▶ Your instructions: Repeat the records exactly. Every line must match.

[Dataset excerpts]
++++
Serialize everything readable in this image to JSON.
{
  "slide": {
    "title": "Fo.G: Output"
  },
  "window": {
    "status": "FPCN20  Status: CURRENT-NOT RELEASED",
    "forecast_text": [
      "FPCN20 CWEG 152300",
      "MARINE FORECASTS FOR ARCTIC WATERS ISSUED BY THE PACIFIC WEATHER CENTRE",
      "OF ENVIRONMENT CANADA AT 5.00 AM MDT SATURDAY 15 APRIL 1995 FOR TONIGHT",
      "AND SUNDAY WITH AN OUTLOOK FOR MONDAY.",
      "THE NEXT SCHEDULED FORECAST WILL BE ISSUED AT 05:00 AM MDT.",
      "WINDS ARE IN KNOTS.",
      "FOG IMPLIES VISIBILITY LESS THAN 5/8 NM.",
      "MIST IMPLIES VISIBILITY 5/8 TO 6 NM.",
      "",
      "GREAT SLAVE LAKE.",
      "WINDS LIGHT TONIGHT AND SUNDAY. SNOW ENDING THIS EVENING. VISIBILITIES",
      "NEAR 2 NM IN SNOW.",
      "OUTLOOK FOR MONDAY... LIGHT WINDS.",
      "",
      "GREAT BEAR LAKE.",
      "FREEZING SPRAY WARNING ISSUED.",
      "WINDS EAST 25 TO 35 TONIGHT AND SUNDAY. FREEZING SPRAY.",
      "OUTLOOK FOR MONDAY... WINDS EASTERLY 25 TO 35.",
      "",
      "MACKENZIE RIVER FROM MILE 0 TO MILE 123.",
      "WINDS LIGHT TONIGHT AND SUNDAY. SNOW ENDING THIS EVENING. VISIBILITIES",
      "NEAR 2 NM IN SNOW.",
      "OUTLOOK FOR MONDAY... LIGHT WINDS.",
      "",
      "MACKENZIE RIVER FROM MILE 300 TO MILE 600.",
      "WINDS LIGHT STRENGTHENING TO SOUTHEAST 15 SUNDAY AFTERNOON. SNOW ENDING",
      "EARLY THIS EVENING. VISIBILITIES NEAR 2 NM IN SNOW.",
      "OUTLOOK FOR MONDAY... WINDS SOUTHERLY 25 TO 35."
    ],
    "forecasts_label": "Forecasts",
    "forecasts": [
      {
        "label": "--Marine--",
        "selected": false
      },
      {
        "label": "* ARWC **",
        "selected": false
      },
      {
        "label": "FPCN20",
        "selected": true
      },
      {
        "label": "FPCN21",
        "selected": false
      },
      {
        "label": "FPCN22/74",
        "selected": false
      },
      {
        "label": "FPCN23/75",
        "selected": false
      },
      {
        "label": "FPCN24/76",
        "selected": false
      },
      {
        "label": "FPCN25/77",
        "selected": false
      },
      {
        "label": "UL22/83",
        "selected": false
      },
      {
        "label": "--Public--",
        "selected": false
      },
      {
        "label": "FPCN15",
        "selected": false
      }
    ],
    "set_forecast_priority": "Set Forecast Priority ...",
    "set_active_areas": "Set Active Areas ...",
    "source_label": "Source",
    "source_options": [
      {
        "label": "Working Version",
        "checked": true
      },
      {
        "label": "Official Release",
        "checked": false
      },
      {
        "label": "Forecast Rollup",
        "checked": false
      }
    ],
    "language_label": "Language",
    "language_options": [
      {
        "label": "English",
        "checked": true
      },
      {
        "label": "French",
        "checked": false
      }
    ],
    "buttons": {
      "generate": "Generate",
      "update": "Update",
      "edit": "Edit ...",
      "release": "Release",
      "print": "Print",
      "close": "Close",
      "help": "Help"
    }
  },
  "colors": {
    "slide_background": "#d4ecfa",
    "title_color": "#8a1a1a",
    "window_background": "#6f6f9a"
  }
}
++++
▶ The output:
Serialize everything readable in this image to JSON.
{
  "slide": {
    "title": "Fo.G: Output"
  },
  "window": {
    "status": "FPCN20  Status: CURRENT-NOT RELEASED",
    "forecast_text": [
      "FPCN20 CWEG 152300",
      "MARINE FORECASTS FOR ARCTIC WATERS ISSUED BY THE PACIFIC WEATHER CENTRE",
      "OF ENVIRONMENT CANADA AT 5.00 AM MDT SATURDAY 15 APRIL 1995 FOR TONIGHT",
      "AND SUNDAY WITH AN OUTLOOK FOR MONDAY.",
      "THE NEXT SCHEDULED FORECAST WILL BE ISSUED AT 05:00 AM MDT.",
      "WINDS ARE IN KNOTS.",
      "FOG IMPLIES VISIBILITY LESS THAN 5/8 NM.",
      "MIST IMPLIES VISIBILITY 5/8 TO 6 NM.",
      "",
      "GREAT SLAVE LAKE.",
      "WINDS LIGHT TONIGHT AND SUNDAY. SNOW ENDING THIS EVENING. VISIBILITIES",
      "NEAR 2 NM IN SNOW.",
      "OUTLOOK FOR MONDAY... LIGHT WINDS.",
      "",
      "GREAT BEAR LAKE.",
      "FREEZING SPRAY WARNING ISSUED.",
      "WINDS EAST 25 TO 35 TONIGHT AND SUNDAY. FREEZING SPRAY.",
      "OUTLOOK FOR MONDAY... WINDS EASTERLY 25 TO 35.",
      "",
      "MACKENZIE RIVER FROM MILE 0 TO MILE 123.",
      "WINDS LIGHT TONIGHT AND SUNDAY. SNOW ENDING THIS EVENING. VISIBILITIES",
      "NEAR 2 NM IN SNOW.",
      "OUTLOOK FOR MONDAY... LIGHT WINDS.",
      "",
      "MACKENZIE RIVER FROM MILE 300 TO MILE 600.",
      "WINDS LIGHT STRENGTHENING TO SOUTHEAST 15 SUNDAY AFTERNOON. SNOW ENDING",
      "EARLY THIS EVENING. VISIBILITIES NEAR 2 NM IN SNOW.",
      "OUTLOOK FOR MONDAY... WINDS SOUTHERLY 25 TO 35."
    ],
    "forecasts_label": "Forecasts",
    "forecasts": [
      {
        "label": "--Marine--",
        "selected": false
      },
      {
        "label": "* ARWC **",
        "selected": false
      },
      {
        "label": "FPCN20",
        "selected": true
      },
      {
        "label": "FPCN21",
        "selected": false
      },
      {
        "label": "FPCN22/74",
        "selected": false
      },
      {
        "label": "FPCN23/75",
        "selected": false
      },
      {
        "label": "FPCN24/76",
        "selected": false
      },
      {
        "label": "FPCN25/77",
        "selected": false
      },
      {
        "label": "UL22/83",
        "selected": false
      },
      {
        "label": "--Public--",
        "selected": false
      },
      {
        "label": "FPCN15",
        "selected": false
      }
    ],
    "set_forecast_priority": "Set Forecast Priority ...",
    "set_active_areas": "Set Active Areas ...",
    "source_label": "Source",
    "source_options": [
      {
        "label": "Working Version",
        "checked": true
      },
      {
        "label": "Official Release",
        "checked": false
      },
      {
        "label": "Forecast Rollup",
        "checked": false
      }
    ],
    "language_label": "Language",
    "language_options": [
      {
        "label": "English",
        "checked": true
      },
      {
        "label": "French",
        "checked": false
      }
    ],
    "buttons": {
      "generate": "Generate",
      "update": "Update",
      "edit": "Edit ...",
      "release": "Release",
      "print": "Print",
      "close": "Close",
      "help": "Help"
    }
  },
  "colors": {
    "slide_background": "#d4ecfa",
    "title_color": "#8a1a1a",
    "window_background": "#6f6f9a"
  }
}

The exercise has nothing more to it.